PROBLEM TO WORK ON:
For the listing below, give the number of lines that contain the word "Percentage" and no other text.

····················

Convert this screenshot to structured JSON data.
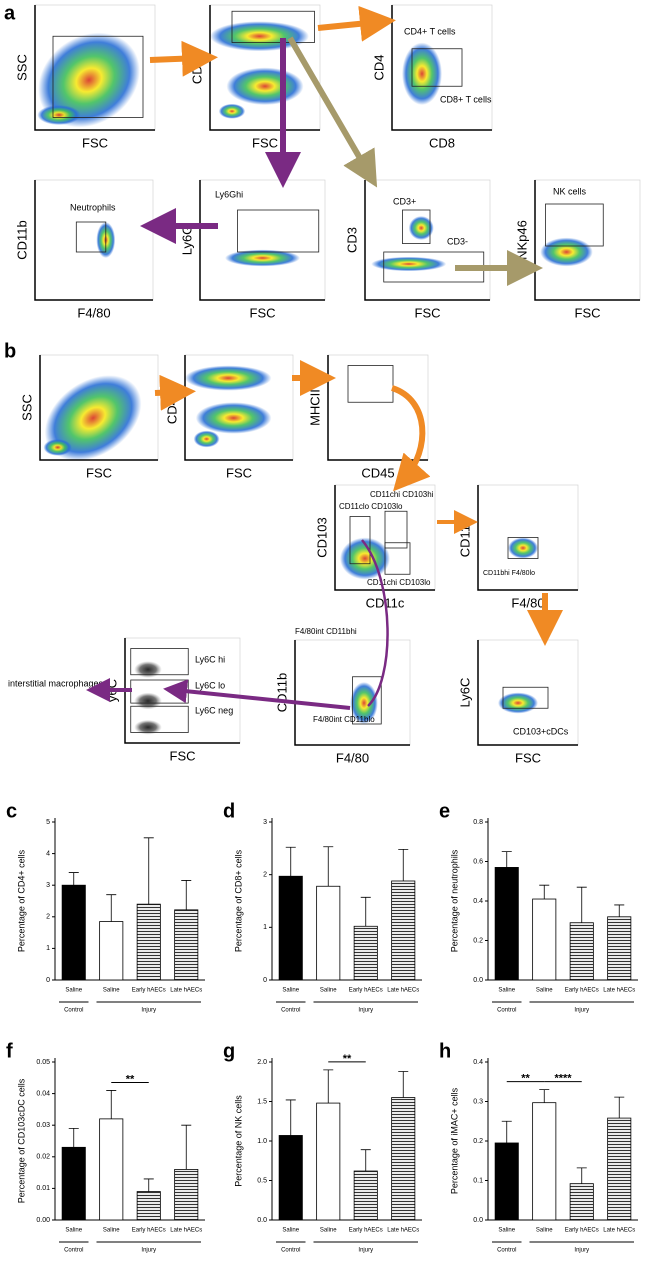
{
  "gating": {
    "panels": [
      "a",
      "b"
    ],
    "plots": [
      {
        "y": "SSC",
        "x": "FSC"
      },
      {
        "y": "CD45",
        "x": "FSC"
      },
      {
        "y": "CD4",
        "x": "CD8",
        "notes": [
          "CD4+ T cells",
          "CD8+ T cells"
        ]
      },
      {
        "y": "CD11b",
        "x": "F4/80",
        "notes": [
          "Neutrophils"
        ]
      },
      {
        "y": "Ly6G",
        "x": "FSC",
        "notes": [
          "Ly6Ghi"
        ]
      },
      {
        "y": "CD3",
        "x": "FSC",
        "notes": [
          "CD3+",
          "CD3-"
        ]
      },
      {
        "y": "NKp46",
        "x": "FSC",
        "notes": [
          "NK cells"
        ]
      },
      {
        "y": "SSC",
        "x": "FSC"
      },
      {
        "y": "CD45",
        "x": "FSC"
      },
      {
        "y": "MHCII",
        "x": "CD45"
      },
      {
        "y": "CD103",
        "x": "CD11c",
        "notes": [
          "CD11chi CD103hi",
          "CD11clo CD103lo",
          "CD11chi CD103lo"
        ]
      },
      {
        "y": "CD11b",
        "x": "F4/80",
        "notes": [
          "CD11bhi F4/80lo"
        ]
      },
      {
        "y": "y6C",
        "x": "FSC",
        "notes": [
          "Ly6C hi",
          "Ly6C lo",
          "Ly6C neg"
        ]
      },
      {
        "y": "CD11b",
        "x": "F4/80",
        "notes": [
          "F4/80int CD11bhi",
          "F4/80int CD11blo"
        ]
      },
      {
        "y": "Ly6C",
        "x": "FSC",
        "notes": [
          "CD103+cDCs"
        ]
      }
    ],
    "callout": "interstitial macrophages"
  },
  "chart_data": [
    {
      "type": "bar",
      "panel": "c",
      "y_label": "Percentage of CD4+ cells",
      "categories": [
        "Saline",
        "Saline",
        "Early hAECs",
        "Late hAECs"
      ],
      "values": [
        3.0,
        1.85,
        2.4,
        2.22
      ],
      "errors": [
        0.4,
        0.85,
        2.1,
        0.93
      ],
      "bar_styles": [
        "#000000",
        "#ffffff",
        "hatch",
        "hatch"
      ],
      "groups": [
        {
          "label": "Control",
          "span": [
            0,
            0
          ]
        },
        {
          "label": "Injury",
          "span": [
            1,
            3
          ]
        }
      ],
      "ylim": [
        0,
        5
      ],
      "yticks": [
        0,
        1,
        2,
        3,
        4,
        5
      ]
    },
    {
      "type": "bar",
      "panel": "d",
      "y_label": "Percentage of CD8+ cells",
      "categories": [
        "Saline",
        "Saline",
        "Early hAECs",
        "Late hAECs"
      ],
      "values": [
        1.97,
        1.78,
        1.02,
        1.88
      ],
      "errors": [
        0.55,
        0.75,
        0.55,
        0.6
      ],
      "bar_styles": [
        "#000000",
        "#ffffff",
        "hatch",
        "hatch"
      ],
      "groups": [
        {
          "label": "Control",
          "span": [
            0,
            0
          ]
        },
        {
          "label": "Injury",
          "span": [
            1,
            3
          ]
        }
      ],
      "ylim": [
        0,
        3
      ],
      "yticks": [
        0,
        1,
        2,
        3
      ]
    },
    {
      "type": "bar",
      "panel": "e",
      "y_label": "Percentage of neutrophils",
      "categories": [
        "Saline",
        "Saline",
        "Early hAECs",
        "Late hAECs"
      ],
      "values": [
        0.57,
        0.41,
        0.29,
        0.32
      ],
      "errors": [
        0.08,
        0.07,
        0.18,
        0.06
      ],
      "bar_styles": [
        "#000000",
        "#ffffff",
        "hatch",
        "hatch"
      ],
      "groups": [
        {
          "label": "Control",
          "span": [
            0,
            0
          ]
        },
        {
          "label": "Injury",
          "span": [
            1,
            3
          ]
        }
      ],
      "ylim": [
        0,
        0.8
      ],
      "yticks": [
        {
          "value": 0,
          "label": "0.0"
        },
        0.2,
        0.4,
        0.6,
        0.8
      ]
    },
    {
      "type": "bar",
      "panel": "f",
      "y_label": "Percentage of CD103cDC cells",
      "categories": [
        "Saline",
        "Saline",
        "Early hAECs",
        "Late hAECs"
      ],
      "values": [
        0.023,
        0.032,
        0.009,
        0.016
      ],
      "errors": [
        0.006,
        0.009,
        0.004,
        0.014
      ],
      "bar_styles": [
        "#000000",
        "#ffffff",
        "hatch",
        "hatch"
      ],
      "groups": [
        {
          "label": "Control",
          "span": [
            0,
            0
          ]
        },
        {
          "label": "Injury",
          "span": [
            1,
            3
          ]
        }
      ],
      "significance": [
        {
          "between": [
            1,
            2
          ],
          "label": "**"
        }
      ],
      "ylim": [
        0,
        0.05
      ],
      "yticks": [
        {
          "value": 0,
          "label": "0.00"
        },
        {
          "value": 0.01,
          "label": "0.01"
        },
        {
          "value": 0.02,
          "label": "0.02"
        },
        {
          "value": 0.03,
          "label": "0.03"
        },
        {
          "value": 0.04,
          "label": "0.04"
        },
        {
          "value": 0.05,
          "label": "0.05"
        }
      ]
    },
    {
      "type": "bar",
      "panel": "g",
      "y_label": "Percentage of NK cells",
      "categories": [
        "Saline",
        "Saline",
        "Early hAECs",
        "Late hAECs"
      ],
      "values": [
        1.07,
        1.48,
        0.62,
        1.55
      ],
      "errors": [
        0.45,
        0.42,
        0.27,
        0.33
      ],
      "bar_styles": [
        "#000000",
        "#ffffff",
        "hatch",
        "hatch"
      ],
      "groups": [
        {
          "label": "Control",
          "span": [
            0,
            0
          ]
        },
        {
          "label": "Injury",
          "span": [
            1,
            3
          ]
        }
      ],
      "significance": [
        {
          "between": [
            1,
            2
          ],
          "label": "**"
        }
      ],
      "ylim": [
        0,
        2
      ],
      "yticks": [
        {
          "value": 0,
          "label": "0.0"
        },
        {
          "value": 0.5,
          "label": "0.5"
        },
        {
          "value": 1,
          "label": "1.0"
        },
        {
          "value": 1.5,
          "label": "1.5"
        },
        {
          "value": 2,
          "label": "2.0"
        }
      ]
    },
    {
      "type": "bar",
      "panel": "h",
      "y_label": "Percentage of iMAC+ cells",
      "categories": [
        "Saline",
        "Saline",
        "Early hAECs",
        "Late hAECs"
      ],
      "values": [
        0.195,
        0.297,
        0.092,
        0.258
      ],
      "errors": [
        0.055,
        0.033,
        0.04,
        0.053
      ],
      "bar_styles": [
        "#000000",
        "#ffffff",
        "hatch",
        "hatch"
      ],
      "groups": [
        {
          "label": "Control",
          "span": [
            0,
            0
          ]
        },
        {
          "label": "Injury",
          "span": [
            1,
            3
          ]
        }
      ],
      "significance": [
        {
          "between": [
            0,
            1
          ],
          "label": "**"
        },
        {
          "between": [
            1,
            2
          ],
          "label": "****"
        }
      ],
      "ylim": [
        0,
        0.4
      ],
      "yticks": [
        {
          "value": 0,
          "label": "0.0"
        },
        0.1,
        0.2,
        0.3,
        0.4
      ]
    }
  ]
}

····················

RESULT FOR THIS EXERCISE:
6